Given request:
In the data below, find the line containing "Extract all readable text from this page."; reproduce that line and all subsequent lines exactly, and nothing else.

------------------------------------------------------------------------

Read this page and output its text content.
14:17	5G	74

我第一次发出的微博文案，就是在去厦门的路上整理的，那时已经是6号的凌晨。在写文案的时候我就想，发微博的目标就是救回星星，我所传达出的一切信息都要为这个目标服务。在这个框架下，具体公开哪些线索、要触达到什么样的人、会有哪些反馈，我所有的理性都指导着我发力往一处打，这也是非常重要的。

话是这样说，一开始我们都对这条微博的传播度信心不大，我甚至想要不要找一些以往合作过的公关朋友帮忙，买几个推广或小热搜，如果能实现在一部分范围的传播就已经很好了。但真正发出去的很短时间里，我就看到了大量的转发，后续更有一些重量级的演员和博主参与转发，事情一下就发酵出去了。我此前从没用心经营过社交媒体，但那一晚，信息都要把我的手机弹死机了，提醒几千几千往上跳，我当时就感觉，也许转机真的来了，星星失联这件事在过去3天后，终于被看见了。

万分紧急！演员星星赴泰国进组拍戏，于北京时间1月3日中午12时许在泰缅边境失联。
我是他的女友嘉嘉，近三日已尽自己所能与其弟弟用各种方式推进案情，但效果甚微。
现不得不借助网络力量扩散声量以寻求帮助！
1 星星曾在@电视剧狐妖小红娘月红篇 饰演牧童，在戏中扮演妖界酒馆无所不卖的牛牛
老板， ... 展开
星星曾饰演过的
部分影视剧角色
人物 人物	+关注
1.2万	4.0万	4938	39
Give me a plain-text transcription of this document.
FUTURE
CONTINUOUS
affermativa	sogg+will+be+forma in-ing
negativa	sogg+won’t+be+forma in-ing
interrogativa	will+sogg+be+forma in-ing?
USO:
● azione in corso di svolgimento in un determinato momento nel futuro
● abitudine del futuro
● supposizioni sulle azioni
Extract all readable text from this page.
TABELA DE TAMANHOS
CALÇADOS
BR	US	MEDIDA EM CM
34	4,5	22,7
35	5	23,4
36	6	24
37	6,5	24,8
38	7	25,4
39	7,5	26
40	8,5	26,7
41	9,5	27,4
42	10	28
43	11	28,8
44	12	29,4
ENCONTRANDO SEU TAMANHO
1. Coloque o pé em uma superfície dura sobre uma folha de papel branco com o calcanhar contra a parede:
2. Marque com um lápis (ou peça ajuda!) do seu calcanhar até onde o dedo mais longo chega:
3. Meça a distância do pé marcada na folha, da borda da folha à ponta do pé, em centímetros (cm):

------------------------------------------------------------------------

Output for this task:
Extract all readable text from this page.
TABELA DE TAMANHOS
CALÇADOS
BR	US	MEDIDA EM CM
34	4,5	22,7
35	5	23,4
36	6	24
37	6,5	24,8
38	7	25,4
39	7,5	26
40	8,5	26,7
41	9,5	27,4
42	10	28
43	11	28,8
44	12	29,4
ENCONTRANDO SEU TAMANHO
1. Coloque o pé em uma superfície dura sobre uma folha de papel branco com o calcanhar contra a parede:
2. Marque com um lápis (ou peça ajuda!) do seu calcanhar até onde o dedo mais longo chega:
3. Meça a distância do pé marcada na folha, da borda da folha à ponta do pé, em centímetros (cm):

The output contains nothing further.